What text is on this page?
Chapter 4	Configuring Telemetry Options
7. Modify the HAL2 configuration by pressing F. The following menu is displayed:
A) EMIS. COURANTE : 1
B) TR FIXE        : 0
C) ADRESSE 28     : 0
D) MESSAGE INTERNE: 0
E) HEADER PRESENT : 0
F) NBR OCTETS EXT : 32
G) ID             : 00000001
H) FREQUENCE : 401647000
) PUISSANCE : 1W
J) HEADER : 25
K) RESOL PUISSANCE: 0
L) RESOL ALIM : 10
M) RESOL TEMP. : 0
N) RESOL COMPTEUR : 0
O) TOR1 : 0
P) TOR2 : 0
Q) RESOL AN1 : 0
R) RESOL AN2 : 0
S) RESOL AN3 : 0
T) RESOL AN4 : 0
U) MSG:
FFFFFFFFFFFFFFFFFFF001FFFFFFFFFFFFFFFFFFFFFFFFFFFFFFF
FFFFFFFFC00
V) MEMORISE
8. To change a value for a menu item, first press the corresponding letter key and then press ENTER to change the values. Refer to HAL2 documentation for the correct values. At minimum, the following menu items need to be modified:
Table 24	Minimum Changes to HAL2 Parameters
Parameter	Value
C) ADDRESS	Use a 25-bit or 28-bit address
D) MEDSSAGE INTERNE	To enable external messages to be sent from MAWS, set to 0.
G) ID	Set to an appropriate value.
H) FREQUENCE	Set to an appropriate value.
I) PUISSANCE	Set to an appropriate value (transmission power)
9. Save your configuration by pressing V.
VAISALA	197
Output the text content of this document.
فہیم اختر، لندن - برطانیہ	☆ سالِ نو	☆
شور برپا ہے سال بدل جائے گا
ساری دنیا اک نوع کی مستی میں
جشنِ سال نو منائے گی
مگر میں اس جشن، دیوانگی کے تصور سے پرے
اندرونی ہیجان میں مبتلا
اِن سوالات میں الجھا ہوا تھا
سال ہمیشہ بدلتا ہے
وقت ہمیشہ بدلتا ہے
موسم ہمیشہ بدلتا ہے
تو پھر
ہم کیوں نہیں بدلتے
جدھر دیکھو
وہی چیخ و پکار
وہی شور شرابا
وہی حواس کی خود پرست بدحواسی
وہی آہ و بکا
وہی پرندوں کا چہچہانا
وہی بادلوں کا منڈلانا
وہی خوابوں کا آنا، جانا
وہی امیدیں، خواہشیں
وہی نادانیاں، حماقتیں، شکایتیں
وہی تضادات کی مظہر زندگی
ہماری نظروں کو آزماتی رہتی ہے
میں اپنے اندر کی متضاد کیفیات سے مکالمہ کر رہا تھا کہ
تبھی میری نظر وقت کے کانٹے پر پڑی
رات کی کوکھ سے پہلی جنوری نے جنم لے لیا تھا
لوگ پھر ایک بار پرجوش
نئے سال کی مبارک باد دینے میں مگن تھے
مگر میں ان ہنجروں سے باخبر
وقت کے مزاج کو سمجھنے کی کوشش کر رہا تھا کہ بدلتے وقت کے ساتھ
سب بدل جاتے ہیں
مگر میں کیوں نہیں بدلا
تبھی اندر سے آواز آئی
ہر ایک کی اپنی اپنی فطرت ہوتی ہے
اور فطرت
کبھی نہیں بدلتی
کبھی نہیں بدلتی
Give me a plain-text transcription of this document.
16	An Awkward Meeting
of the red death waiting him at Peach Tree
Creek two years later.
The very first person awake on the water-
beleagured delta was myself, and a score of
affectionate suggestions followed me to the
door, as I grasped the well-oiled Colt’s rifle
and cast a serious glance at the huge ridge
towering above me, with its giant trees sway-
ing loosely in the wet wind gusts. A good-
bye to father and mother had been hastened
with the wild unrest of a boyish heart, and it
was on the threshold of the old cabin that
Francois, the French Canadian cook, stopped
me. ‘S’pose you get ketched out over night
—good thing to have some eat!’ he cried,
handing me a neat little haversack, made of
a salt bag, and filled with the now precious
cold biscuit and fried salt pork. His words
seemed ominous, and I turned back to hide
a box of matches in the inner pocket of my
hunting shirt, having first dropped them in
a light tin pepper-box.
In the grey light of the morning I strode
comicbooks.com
+ + + +
→ **Work instructions**: Write the listing out again, exactly as it reads.

→ **Solution to this problem**:
What text is on this page?
Chapter 4	Configuring Telemetry Options
7. Modify the HAL2 configuration by pressing F. The following menu is displayed:
A) EMIS. COURANTE : 1
B) TR FIXE        : 0
C) ADRESSE 28     : 0
D) MESSAGE INTERNE: 0
E) HEADER PRESENT : 0
F) NBR OCTETS EXT : 32
G) ID             : 00000001
H) FREQUENCE : 401647000
) PUISSANCE : 1W
J) HEADER : 25
K) RESOL PUISSANCE: 0
L) RESOL ALIM : 10
M) RESOL TEMP. : 0
N) RESOL COMPTEUR : 0
O) TOR1 : 0
P) TOR2 : 0
Q) RESOL AN1 : 0
R) RESOL AN2 : 0
S) RESOL AN3 : 0
T) RESOL AN4 : 0
U) MSG:
FFFFFFFFFFFFFFFFFFF001FFFFFFFFFFFFFFFFFFFFFFFFFFFFFFF
FFFFFFFFC00
V) MEMORISE
8. To change a value for a menu item, first press the corresponding letter key and then press ENTER to change the values. Refer to HAL2 documentation for the correct values. At minimum, the following menu items need to be modified:
Table 24	Minimum Changes to HAL2 Parameters
Parameter	Value
C) ADDRESS	Use a 25-bit or 28-bit address
D) MEDSSAGE INTERNE	To enable external messages to be sent from MAWS, set to 0.
G) ID	Set to an appropriate value.
H) FREQUENCE	Set to an appropriate value.
I) PUISSANCE	Set to an appropriate value (transmission power)
9. Save your configuration by pressing V.
VAISALA	197
Output the text content of this document.
فہیم اختر، لندن - برطانیہ	☆ سالِ نو	☆
شور برپا ہے سال بدل جائے گا
ساری دنیا اک نوع کی مستی میں
جشنِ سال نو منائے گی
مگر میں اس جشن، دیوانگی کے تصور سے پرے
اندرونی ہیجان میں مبتلا
اِن سوالات میں الجھا ہوا تھا
سال ہمیشہ بدلتا ہے
وقت ہمیشہ بدلتا ہے
موسم ہمیشہ بدلتا ہے
تو پھر
ہم کیوں نہیں بدلتے
جدھر دیکھو
وہی چیخ و پکار
وہی شور شرابا
وہی حواس کی خود پرست بدحواسی
وہی آہ و بکا
وہی پرندوں کا چہچہانا
وہی بادلوں کا منڈلانا
وہی خوابوں کا آنا، جانا
وہی امیدیں، خواہشیں
وہی نادانیاں، حماقتیں، شکایتیں
وہی تضادات کی مظہر زندگی
ہماری نظروں کو آزماتی رہتی ہے
میں اپنے اندر کی متضاد کیفیات سے مکالمہ کر رہا تھا کہ
تبھی میری نظر وقت کے کانٹے پر پڑی
رات کی کوکھ سے پہلی جنوری نے جنم لے لیا تھا
لوگ پھر ایک بار پرجوش
نئے سال کی مبارک باد دینے میں مگن تھے
مگر میں ان ہنجروں سے باخبر
وقت کے مزاج کو سمجھنے کی کوشش کر رہا تھا کہ بدلتے وقت کے ساتھ
سب بدل جاتے ہیں
مگر میں کیوں نہیں بدلا
تبھی اندر سے آواز آئی
ہر ایک کی اپنی اپنی فطرت ہوتی ہے
اور فطرت
کبھی نہیں بدلتی
کبھی نہیں بدلتی
Give me a plain-text transcription of this document.
16	An Awkward Meeting
of the red death waiting him at Peach Tree
Creek two years later.
The very first person awake on the water-
beleagured delta was myself, and a score of
affectionate suggestions followed me to the
door, as I grasped the well-oiled Colt’s rifle
and cast a serious glance at the huge ridge
towering above me, with its giant trees sway-
ing loosely in the wet wind gusts. A good-
bye to father and mother had been hastened
with the wild unrest of a boyish heart, and it
was on the threshold of the old cabin that
Francois, the French Canadian cook, stopped
me. ‘S’pose you get ketched out over night
—good thing to have some eat!’ he cried,
handing me a neat little haversack, made of
a salt bag, and filled with the now precious
cold biscuit and fried salt pork. His words
seemed ominous, and I turned back to hide
a box of matches in the inner pocket of my
hunting shirt, having first dropped them in
a light tin pepper-box.
In the grey light of the morning I strode
comicbooks.com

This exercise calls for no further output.